Passage provided:
## BEGIN
Single by Taeyeon

from the EP Something New
- Released: June 18, 2018
- Genre: Urban pop; neo soul;
- Length: 3:20
- Label: SM
- Composers: Dem Jointz; Macy Maloy; Ryan S. Jhun;
- Lyricist: Ji Yu Ri

Taeyeon singles chronology
| "This Christmas" (2017) | "Something New" (2018) | "Stay" (2018) |

Music video
- "Something New" on YouTube

= Something New (Taeyeon song) =

"Something New" is a song recorded by South Korean singer Taeyeon. It was released on June 18, 2018, by SM Entertainment. It is the title track of Taeyeon's third EP with the same name Something New.

==Reception==
"Something New" debuted at number fifteen on South Korea's Gaon Digital Chart for the chart issue dated June 17–23, 2018. It additionally peaked at number 24 on the Billboard World Digital Songs chart.
## END
Stated task 1: Output the song article in full, reproducing every line without change.
The song article and the records are unrelated to each other.

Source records
## BEGIN
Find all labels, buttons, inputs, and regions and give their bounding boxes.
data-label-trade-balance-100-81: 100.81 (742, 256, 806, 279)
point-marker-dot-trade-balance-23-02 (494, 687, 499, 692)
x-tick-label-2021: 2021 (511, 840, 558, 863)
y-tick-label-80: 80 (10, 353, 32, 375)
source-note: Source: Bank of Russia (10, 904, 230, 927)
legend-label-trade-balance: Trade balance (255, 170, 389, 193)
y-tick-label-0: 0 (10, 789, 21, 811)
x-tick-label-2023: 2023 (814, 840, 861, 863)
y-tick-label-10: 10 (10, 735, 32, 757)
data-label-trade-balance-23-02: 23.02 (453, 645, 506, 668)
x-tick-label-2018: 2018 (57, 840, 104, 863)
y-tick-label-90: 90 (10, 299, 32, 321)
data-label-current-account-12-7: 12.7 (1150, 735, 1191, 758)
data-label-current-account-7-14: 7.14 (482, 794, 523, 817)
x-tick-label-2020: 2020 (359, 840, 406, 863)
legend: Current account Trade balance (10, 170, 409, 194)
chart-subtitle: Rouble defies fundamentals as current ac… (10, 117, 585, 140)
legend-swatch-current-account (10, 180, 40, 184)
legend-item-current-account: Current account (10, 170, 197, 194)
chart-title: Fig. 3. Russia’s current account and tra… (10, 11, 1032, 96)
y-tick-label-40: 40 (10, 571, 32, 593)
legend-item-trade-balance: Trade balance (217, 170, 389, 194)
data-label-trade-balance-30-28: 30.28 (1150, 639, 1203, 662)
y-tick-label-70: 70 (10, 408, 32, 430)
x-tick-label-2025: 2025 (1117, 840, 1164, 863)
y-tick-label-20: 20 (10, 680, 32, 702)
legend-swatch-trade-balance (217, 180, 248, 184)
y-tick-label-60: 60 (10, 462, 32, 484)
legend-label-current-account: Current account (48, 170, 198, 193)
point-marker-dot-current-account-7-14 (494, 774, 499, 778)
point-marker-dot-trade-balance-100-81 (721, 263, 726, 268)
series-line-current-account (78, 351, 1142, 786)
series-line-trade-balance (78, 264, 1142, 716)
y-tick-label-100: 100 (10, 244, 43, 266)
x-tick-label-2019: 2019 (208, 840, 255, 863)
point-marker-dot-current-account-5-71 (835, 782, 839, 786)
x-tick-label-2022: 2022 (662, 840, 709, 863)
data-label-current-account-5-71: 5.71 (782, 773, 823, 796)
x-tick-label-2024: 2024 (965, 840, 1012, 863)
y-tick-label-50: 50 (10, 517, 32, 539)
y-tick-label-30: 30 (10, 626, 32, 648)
## END
Stated task 2: Pull out every line of the records that contains the string "marker", treating uppercase and lowercase as different.

Problem solution 1:
Single by Taeyeon

from the EP Something New
- Released: June 18, 2018
- Genre: Urban pop; neo soul;
- Length: 3:20
- Label: SM
- Composers: Dem Jointz; Macy Maloy; Ryan S. Jhun;
- Lyricist: Ji Yu Ri

Taeyeon singles chronology
| "This Christmas" (2017) | "Something New" (2018) | "Stay" (2018) |

Music video
- "Something New" on YouTube

= Something New (Taeyeon song) =

"Something New" is a song recorded by South Korean singer Taeyeon. It was released on June 18, 2018, by SM Entertainment. It is the title track of Taeyeon's third EP with the same name Something New.

==Reception==
"Something New" debuted at number fifteen on South Korea's Gaon Digital Chart for the chart issue dated June 17–23, 2018. It additionally peaked at number 24 on the Billboard World Digital Songs chart.

Problem solution 2:
point-marker-dot-trade-balance-23-02 (494, 687, 499, 692)
point-marker-dot-current-account-7-14 (494, 774, 499, 778)
point-marker-dot-trade-balance-100-81 (721, 263, 726, 268)
point-marker-dot-current-account-5-71 (835, 782, 839, 786)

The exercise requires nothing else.